# [Goal]
Please update the rows from the line with "353, 77, 371]" up to and including the line with "317, 676, 335]", replacing "Crediteuren" with "Debiteuren" and leaving everything else unchanged. Give back only those lines.

[Rows contained in a dataset]
· · ·

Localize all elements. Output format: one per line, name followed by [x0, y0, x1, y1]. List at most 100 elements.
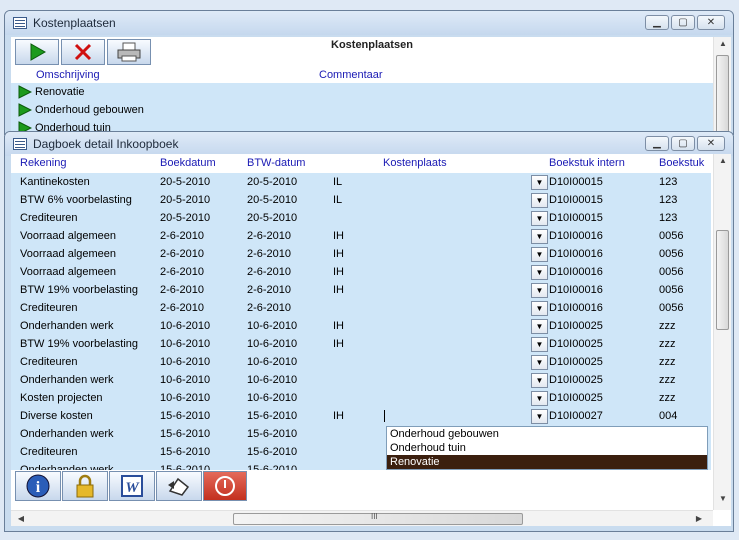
rekening-cell[interactable]: Crediteuren	[20, 353, 77, 371]
dropdown-option[interactable]: Onderhoud gebouwen	[387, 427, 707, 441]
dropdown-arrow-icon[interactable]: ▼	[531, 229, 548, 244]
table-row[interactable]: Voorraad algemeen 2-6-2010 2-6-2010 IH D10I0…	[11, 245, 711, 263]
close-button[interactable]: ✕	[697, 136, 725, 151]
boekstuk-intern-cell[interactable]: D10I00016	[549, 299, 603, 317]
maximize-button[interactable]: ▢	[671, 136, 695, 151]
rekening-cell[interactable]: BTW 19% voorbelasting	[20, 281, 138, 299]
dropdown-arrow-icon[interactable]: ▼	[531, 193, 548, 208]
btw-datum-cell[interactable]: 20-5-2010	[247, 173, 297, 191]
btw-datum-cell[interactable]: 2-6-2010	[247, 299, 291, 317]
undo-button[interactable]	[156, 471, 202, 501]
btw-code-cell[interactable]: IH	[333, 407, 344, 425]
boekstuk-intern-cell[interactable]: D10I00025	[549, 353, 603, 371]
rekening-cell[interactable]: Crediteuren	[20, 209, 77, 227]
dropdown-arrow-icon[interactable]: ▼	[531, 283, 548, 298]
run-button[interactable]	[15, 39, 59, 65]
table-row[interactable]: Onderhanden werk 10-6-2010 10-6-2010 D10I00…	[11, 371, 711, 389]
boekstuk-intern-cell[interactable]: D10I00016	[549, 281, 603, 299]
boekstuk-cell[interactable]: zzz	[659, 371, 676, 389]
dropdown-arrow-icon[interactable]: ▼	[531, 337, 548, 352]
boekstuk-intern-cell[interactable]: D10I00015	[549, 209, 603, 227]
rekening-cell[interactable]: Onderhanden werk	[20, 425, 114, 443]
dagboek-titlebar[interactable]: Dagboek detail Inkoopboek	[5, 132, 733, 156]
boekstuk-cell[interactable]: zzz	[659, 335, 676, 353]
dagboek-horizontal-scrollbar[interactable]: ◀ III ▶	[11, 510, 713, 526]
boekstuk-cell[interactable]: zzz	[659, 317, 676, 335]
btw-datum-cell[interactable]: 20-5-2010	[247, 191, 297, 209]
boekstuk-cell[interactable]: 123	[659, 191, 677, 209]
scroll-right-arrow-icon[interactable]: ▶	[691, 514, 707, 523]
rekening-cell[interactable]: BTW 6% voorbelasting	[20, 191, 132, 209]
dropdown-arrow-icon[interactable]: ▼	[531, 247, 548, 262]
boekstuk-intern-cell[interactable]: D10I00015	[549, 191, 603, 209]
rekening-cell[interactable]: Onderhanden werk	[20, 317, 114, 335]
rekening-cell[interactable]: Kantinekosten	[20, 173, 90, 191]
btw-code-cell[interactable]: IH	[333, 335, 344, 353]
table-row[interactable]: Crediteuren 20-5-2010 20-5-2010 D10I00015 12…	[11, 209, 711, 227]
boekstuk-intern-cell[interactable]: D10I00025	[549, 317, 603, 335]
table-row[interactable]: Voorraad algemeen 2-6-2010 2-6-2010 IH D10I0…	[11, 263, 711, 281]
boekdatum-cell[interactable]: 10-6-2010	[160, 389, 210, 407]
btw-code-cell[interactable]: IH	[333, 263, 344, 281]
boekdatum-cell[interactable]: 20-5-2010	[160, 209, 210, 227]
minimize-button[interactable]: ▁	[645, 15, 669, 30]
btw-datum-cell[interactable]: 2-6-2010	[247, 281, 291, 299]
dropdown-arrow-icon[interactable]: ▼	[531, 409, 548, 424]
table-row[interactable]: Onderhanden werk 10-6-2010 10-6-2010 IH D10I…	[11, 317, 711, 335]
dropdown-arrow-icon[interactable]: ▼	[531, 319, 548, 334]
exit-button[interactable]	[203, 471, 247, 501]
boekstuk-cell[interactable]: 0056	[659, 263, 683, 281]
close-button[interactable]: ✕	[697, 15, 725, 30]
dropdown-arrow-icon[interactable]: ▼	[531, 211, 548, 226]
dropdown-arrow-icon[interactable]: ▼	[531, 373, 548, 388]
boekstuk-cell[interactable]: 0056	[659, 245, 683, 263]
scroll-up-arrow-icon[interactable]: ▲	[715, 39, 731, 48]
kostenplaatsen-titlebar[interactable]: Kostenplaatsen	[5, 11, 733, 35]
boekdatum-cell[interactable]: 15-6-2010	[160, 425, 210, 443]
boekstuk-intern-cell[interactable]: D10I00016	[549, 245, 603, 263]
boekstuk-cell[interactable]: zzz	[659, 353, 676, 371]
boekdatum-cell[interactable]: 10-6-2010	[160, 353, 210, 371]
rekening-cell[interactable]: BTW 19% voorbelasting	[20, 335, 138, 353]
dropdown-option-selected[interactable]: Renovatie	[387, 455, 707, 469]
boekstuk-cell[interactable]: 123	[659, 173, 677, 191]
rekening-cell[interactable]: Diverse kosten	[20, 407, 93, 425]
word-export-button[interactable]: W	[109, 471, 155, 501]
boekstuk-cell[interactable]: zzz	[659, 389, 676, 407]
table-row[interactable]: Diverse kosten 15-6-2010 15-6-2010 IH D10I00…	[11, 407, 711, 425]
boekdatum-cell[interactable]: 2-6-2010	[160, 281, 204, 299]
boekdatum-cell[interactable]: 20-5-2010	[160, 191, 210, 209]
table-row[interactable]: BTW 6% voorbelasting 20-5-2010 20-5-2010 IL…	[11, 191, 711, 209]
boekstuk-intern-cell[interactable]: D10I00025	[549, 389, 603, 407]
btw-datum-cell[interactable]: 10-6-2010	[247, 371, 297, 389]
print-button[interactable]	[107, 39, 151, 65]
maximize-button[interactable]: ▢	[671, 15, 695, 30]
boekdatum-cell[interactable]: 10-6-2010	[160, 335, 210, 353]
table-row[interactable]: BTW 19% voorbelasting 2-6-2010 2-6-2010 IH D…	[11, 281, 711, 299]
info-button[interactable]: i	[15, 471, 61, 501]
dropdown-arrow-icon[interactable]: ▼	[531, 355, 548, 370]
delete-button[interactable]	[61, 39, 105, 65]
boekdatum-cell[interactable]: 2-6-2010	[160, 245, 204, 263]
rekening-cell[interactable]: Kosten projecten	[20, 389, 103, 407]
boekdatum-cell[interactable]: 2-6-2010	[160, 299, 204, 317]
boekdatum-cell[interactable]: 2-6-2010	[160, 263, 204, 281]
table-row[interactable]: Crediteuren 10-6-2010 10-6-2010 D10I00025 zz…	[11, 353, 711, 371]
scrollbar-thumb[interactable]	[716, 230, 729, 330]
table-row[interactable]: Kosten projecten 10-6-2010 10-6-2010 D10I00…	[11, 389, 711, 407]
table-row[interactable]: BTW 19% voorbelasting 10-6-2010 10-6-2010 I…	[11, 335, 711, 353]
boekdatum-cell[interactable]: 15-6-2010	[160, 407, 210, 425]
btw-datum-cell[interactable]: 10-6-2010	[247, 335, 297, 353]
boekstuk-cell[interactable]: 0056	[659, 227, 683, 245]
horizontal-scrollbar-thumb[interactable]: III	[233, 512, 523, 525]
boekstuk-intern-cell[interactable]: D10I00025	[549, 371, 603, 389]
scroll-left-arrow-icon[interactable]: ◀	[13, 514, 29, 523]
table-row[interactable]: Voorraad algemeen 2-6-2010 2-6-2010 IH D10I0…	[11, 227, 711, 245]
boekstuk-intern-cell[interactable]: D10I00027	[549, 407, 603, 425]
dropdown-arrow-icon[interactable]: ▼	[531, 301, 548, 316]
btw-datum-cell[interactable]: 15-6-2010	[247, 425, 297, 443]
rekening-cell[interactable]: Onderhanden werk	[20, 461, 114, 470]
boekdatum-cell[interactable]: 15-6-2010	[160, 443, 210, 461]
btw-datum-cell[interactable]: 2-6-2010	[247, 263, 291, 281]
kostenplaatsen-scrollbar[interactable]: ▲	[713, 37, 731, 134]
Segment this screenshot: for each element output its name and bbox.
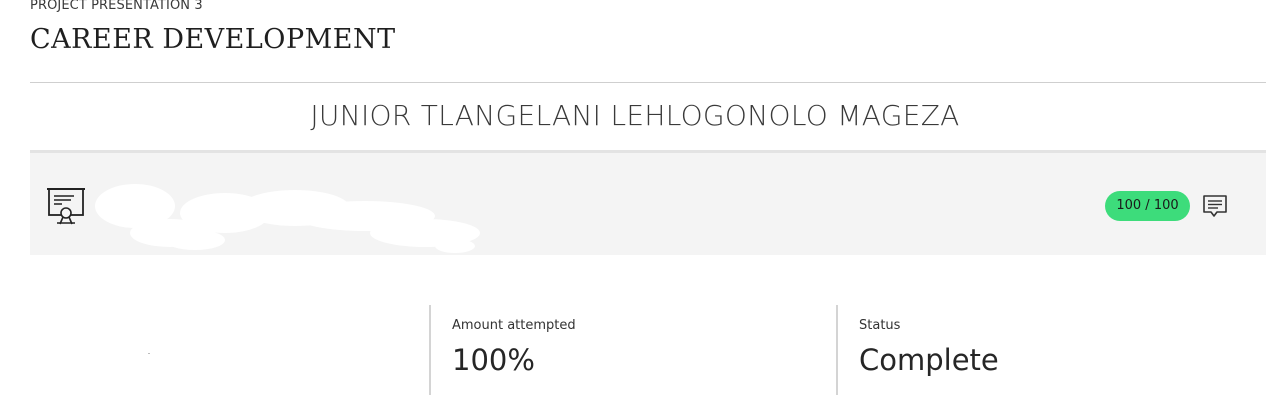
status-label: Status [859,318,901,333]
submission-card[interactable]: 100 / 100 [30,150,1266,255]
certificate-presentation-icon [47,188,85,225]
score-badge: 100 / 100 [1105,191,1190,221]
page-title: CAREER DEVELOPMENT [30,24,396,55]
stat-divider [836,305,838,395]
header-divider [30,82,1266,83]
student-name: JUNIOR TLANGELANI LEHLOGONOLO MAGEZA [310,99,960,132]
comment-icon[interactable] [1202,194,1228,220]
stat-divider [429,305,431,395]
assignment-kicker: PROJECT PRESENTATION 3 [30,0,203,13]
empty-stat-cell [148,353,150,354]
status-value: Complete [859,343,999,377]
redacted-submission-title [95,184,480,253]
submission-stats: Amount attempted 100% Status Complete [30,305,1266,395]
grade-page: PROJECT PRESENTATION 3 CAREER DEVELOPMEN… [0,0,1266,419]
amount-attempted-value: 100% [452,343,535,377]
amount-attempted-label: Amount attempted [452,318,576,333]
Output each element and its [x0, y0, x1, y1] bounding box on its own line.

· · ·

# [Final result]
rekening-cell[interactable]: Debiteuren	[20, 353, 77, 371]
dropdown-option[interactable]: Onderhoud gebouwen	[387, 427, 707, 441]
dropdown-arrow-icon[interactable]: ▼	[531, 229, 548, 244]
table-row[interactable]: Voorraad algemeen 2-6-2010 2-6-2010 IH D10I0…	[11, 245, 711, 263]
close-button[interactable]: ✕	[697, 136, 725, 151]
boekstuk-intern-cell[interactable]: D10I00016	[549, 299, 603, 317]
maximize-button[interactable]: ▢	[671, 136, 695, 151]
rekening-cell[interactable]: BTW 19% voorbelasting	[20, 281, 138, 299]
dropdown-arrow-icon[interactable]: ▼	[531, 193, 548, 208]
btw-datum-cell[interactable]: 20-5-2010	[247, 173, 297, 191]
btw-datum-cell[interactable]: 2-6-2010	[247, 299, 291, 317]
undo-button[interactable]	[156, 471, 202, 501]
btw-code-cell[interactable]: IH	[333, 407, 344, 425]
boekstuk-intern-cell[interactable]: D10I00025	[549, 353, 603, 371]
rekening-cell[interactable]: Debiteuren	[20, 209, 77, 227]
dropdown-arrow-icon[interactable]: ▼	[531, 283, 548, 298]
run-button[interactable]	[15, 39, 59, 65]
table-row[interactable]: Onderhanden werk 10-6-2010 10-6-2010 D10I00…	[11, 371, 711, 389]
boekstuk-intern-cell[interactable]: D10I00016	[549, 281, 603, 299]
boekstuk-cell[interactable]: zzz	[659, 371, 676, 389]
dropdown-arrow-icon[interactable]: ▼	[531, 337, 548, 352]
boekstuk-intern-cell[interactable]: D10I00015	[549, 209, 603, 227]
rekening-cell[interactable]: Onderhanden werk	[20, 425, 114, 443]
dagboek-titlebar[interactable]: Dagboek detail Inkoopboek	[5, 132, 733, 156]
boekstuk-cell[interactable]: zzz	[659, 335, 676, 353]
dagboek-horizontal-scrollbar[interactable]: ◀ III ▶	[11, 510, 713, 526]
boekstuk-cell[interactable]: zzz	[659, 317, 676, 335]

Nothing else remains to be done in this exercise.